### Work required
Set down, word for word, the stretch of lines from the one containing "Convert this document image to plain text." to the end of the records below.

### Rows
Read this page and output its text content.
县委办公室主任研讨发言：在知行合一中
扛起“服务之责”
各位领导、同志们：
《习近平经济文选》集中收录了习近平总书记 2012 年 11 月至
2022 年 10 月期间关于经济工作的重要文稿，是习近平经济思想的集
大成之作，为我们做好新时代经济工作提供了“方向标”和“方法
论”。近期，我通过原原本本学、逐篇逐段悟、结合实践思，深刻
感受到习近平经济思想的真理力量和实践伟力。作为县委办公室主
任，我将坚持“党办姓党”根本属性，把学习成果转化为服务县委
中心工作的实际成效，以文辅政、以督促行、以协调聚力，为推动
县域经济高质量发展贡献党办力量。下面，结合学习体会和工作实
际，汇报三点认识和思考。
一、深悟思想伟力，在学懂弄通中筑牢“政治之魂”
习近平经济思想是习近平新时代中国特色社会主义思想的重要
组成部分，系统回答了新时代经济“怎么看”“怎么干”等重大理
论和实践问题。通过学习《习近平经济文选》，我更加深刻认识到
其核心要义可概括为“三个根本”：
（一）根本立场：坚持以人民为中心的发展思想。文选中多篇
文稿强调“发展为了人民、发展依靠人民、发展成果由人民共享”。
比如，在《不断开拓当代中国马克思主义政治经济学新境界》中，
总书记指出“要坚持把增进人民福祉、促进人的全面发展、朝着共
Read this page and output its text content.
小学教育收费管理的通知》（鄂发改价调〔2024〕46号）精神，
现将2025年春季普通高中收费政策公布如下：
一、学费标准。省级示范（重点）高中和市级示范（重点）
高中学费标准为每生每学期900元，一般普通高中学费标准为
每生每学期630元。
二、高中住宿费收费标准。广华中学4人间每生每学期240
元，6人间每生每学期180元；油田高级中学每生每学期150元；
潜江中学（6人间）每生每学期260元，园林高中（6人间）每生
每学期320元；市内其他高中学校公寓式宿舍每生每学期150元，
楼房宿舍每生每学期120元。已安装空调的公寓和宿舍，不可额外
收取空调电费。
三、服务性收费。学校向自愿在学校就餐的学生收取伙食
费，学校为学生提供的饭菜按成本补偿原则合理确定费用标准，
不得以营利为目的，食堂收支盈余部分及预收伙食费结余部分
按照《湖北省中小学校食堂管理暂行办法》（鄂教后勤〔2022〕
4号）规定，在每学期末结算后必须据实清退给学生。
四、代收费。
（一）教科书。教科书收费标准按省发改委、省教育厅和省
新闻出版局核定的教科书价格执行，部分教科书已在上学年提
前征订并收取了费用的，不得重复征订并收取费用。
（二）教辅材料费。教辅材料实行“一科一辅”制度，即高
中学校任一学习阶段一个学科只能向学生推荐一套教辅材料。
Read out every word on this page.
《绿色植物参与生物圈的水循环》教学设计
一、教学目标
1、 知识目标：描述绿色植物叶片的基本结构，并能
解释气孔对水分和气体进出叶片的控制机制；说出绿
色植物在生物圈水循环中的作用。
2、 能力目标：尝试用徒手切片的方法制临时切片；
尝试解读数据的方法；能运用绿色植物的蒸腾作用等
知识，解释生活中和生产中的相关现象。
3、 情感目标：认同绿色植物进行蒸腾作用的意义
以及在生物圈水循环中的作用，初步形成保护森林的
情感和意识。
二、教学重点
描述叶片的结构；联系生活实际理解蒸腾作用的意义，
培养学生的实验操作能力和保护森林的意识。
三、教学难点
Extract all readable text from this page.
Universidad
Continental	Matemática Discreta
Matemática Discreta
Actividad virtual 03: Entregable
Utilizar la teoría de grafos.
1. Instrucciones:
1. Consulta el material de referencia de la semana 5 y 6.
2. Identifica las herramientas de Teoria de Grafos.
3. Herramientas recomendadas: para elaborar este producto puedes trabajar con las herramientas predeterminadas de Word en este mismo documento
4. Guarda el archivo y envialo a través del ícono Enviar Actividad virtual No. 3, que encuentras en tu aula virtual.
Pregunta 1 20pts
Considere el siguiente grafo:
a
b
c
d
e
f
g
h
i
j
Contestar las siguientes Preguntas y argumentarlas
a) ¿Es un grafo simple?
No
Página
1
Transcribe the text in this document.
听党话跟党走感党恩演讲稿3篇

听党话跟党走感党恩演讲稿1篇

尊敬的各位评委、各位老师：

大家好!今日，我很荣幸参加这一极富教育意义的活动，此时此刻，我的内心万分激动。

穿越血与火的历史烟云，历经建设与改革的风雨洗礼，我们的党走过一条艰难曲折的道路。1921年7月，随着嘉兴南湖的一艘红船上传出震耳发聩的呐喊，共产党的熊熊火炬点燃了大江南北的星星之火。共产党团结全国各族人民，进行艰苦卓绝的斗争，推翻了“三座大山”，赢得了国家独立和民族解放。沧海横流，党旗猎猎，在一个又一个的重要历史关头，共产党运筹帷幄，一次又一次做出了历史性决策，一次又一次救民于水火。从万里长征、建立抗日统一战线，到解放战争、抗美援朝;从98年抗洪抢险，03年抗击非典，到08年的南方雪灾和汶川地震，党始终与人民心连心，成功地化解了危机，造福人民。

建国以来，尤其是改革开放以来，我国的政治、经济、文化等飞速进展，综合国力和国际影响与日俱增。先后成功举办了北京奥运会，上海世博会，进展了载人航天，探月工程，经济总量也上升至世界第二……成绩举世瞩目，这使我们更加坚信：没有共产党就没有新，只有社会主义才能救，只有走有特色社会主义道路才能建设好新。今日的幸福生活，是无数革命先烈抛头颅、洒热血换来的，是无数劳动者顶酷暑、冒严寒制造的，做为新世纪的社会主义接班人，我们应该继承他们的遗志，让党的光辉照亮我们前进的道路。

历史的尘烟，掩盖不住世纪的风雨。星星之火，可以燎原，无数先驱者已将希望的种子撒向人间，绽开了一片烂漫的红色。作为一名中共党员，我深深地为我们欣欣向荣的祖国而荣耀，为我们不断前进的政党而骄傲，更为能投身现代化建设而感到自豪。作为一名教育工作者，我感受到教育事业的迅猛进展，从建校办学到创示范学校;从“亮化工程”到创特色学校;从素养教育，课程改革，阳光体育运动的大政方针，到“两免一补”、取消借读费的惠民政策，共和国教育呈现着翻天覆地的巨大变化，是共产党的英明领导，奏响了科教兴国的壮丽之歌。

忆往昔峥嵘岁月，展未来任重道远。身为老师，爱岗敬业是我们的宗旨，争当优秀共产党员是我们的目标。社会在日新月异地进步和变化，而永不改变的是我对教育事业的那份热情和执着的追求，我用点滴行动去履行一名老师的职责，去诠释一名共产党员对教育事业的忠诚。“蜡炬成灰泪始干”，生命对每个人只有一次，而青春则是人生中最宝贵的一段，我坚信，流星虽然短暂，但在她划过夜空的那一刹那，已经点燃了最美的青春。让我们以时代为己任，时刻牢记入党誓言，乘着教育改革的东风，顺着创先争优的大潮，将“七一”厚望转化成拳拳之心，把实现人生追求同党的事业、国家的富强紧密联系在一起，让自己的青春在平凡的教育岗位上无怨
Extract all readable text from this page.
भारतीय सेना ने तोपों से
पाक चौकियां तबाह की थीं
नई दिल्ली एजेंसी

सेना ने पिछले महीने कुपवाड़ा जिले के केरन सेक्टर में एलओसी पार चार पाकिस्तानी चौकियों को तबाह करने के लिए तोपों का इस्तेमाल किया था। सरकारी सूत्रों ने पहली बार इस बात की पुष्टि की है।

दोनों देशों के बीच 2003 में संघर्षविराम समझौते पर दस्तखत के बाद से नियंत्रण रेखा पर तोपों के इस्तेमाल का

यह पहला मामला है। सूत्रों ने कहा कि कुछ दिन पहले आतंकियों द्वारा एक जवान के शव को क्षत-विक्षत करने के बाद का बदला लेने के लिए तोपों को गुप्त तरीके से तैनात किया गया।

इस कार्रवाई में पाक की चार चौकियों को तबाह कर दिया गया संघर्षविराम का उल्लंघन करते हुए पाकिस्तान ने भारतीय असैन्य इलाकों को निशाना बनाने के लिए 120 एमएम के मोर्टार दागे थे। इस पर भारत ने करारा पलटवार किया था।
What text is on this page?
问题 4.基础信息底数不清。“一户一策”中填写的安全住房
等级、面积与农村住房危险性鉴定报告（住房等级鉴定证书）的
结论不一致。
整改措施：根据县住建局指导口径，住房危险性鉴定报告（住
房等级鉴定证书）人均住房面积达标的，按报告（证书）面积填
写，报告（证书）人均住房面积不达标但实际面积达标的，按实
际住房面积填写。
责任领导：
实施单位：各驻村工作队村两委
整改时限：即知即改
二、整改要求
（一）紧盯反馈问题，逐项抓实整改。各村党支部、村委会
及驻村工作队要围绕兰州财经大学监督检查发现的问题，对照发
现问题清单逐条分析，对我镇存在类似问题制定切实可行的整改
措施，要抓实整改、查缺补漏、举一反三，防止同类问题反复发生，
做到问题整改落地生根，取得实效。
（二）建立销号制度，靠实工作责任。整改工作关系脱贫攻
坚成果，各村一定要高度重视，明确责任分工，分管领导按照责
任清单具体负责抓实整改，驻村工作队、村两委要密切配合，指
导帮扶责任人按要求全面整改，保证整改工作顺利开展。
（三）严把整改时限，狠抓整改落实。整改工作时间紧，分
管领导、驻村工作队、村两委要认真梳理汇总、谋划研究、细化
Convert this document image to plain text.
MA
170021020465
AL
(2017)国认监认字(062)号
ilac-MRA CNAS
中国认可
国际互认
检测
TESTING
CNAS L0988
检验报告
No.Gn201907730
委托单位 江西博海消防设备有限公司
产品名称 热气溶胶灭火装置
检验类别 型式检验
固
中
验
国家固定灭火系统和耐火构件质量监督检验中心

### Output of the exercise
Convert this document image to plain text.
MA
170021020465
AL
(2017)国认监认字(062)号
ilac-MRA CNAS
中国认可
国际互认
检测
TESTING
CNAS L0988
检验报告
No.Gn201907730
委托单位 江西博海消防设备有限公司
产品名称 热气溶胶灭火装置
检验类别 型式检验
固
中
验
国家固定灭火系统和耐火构件质量监督检验中心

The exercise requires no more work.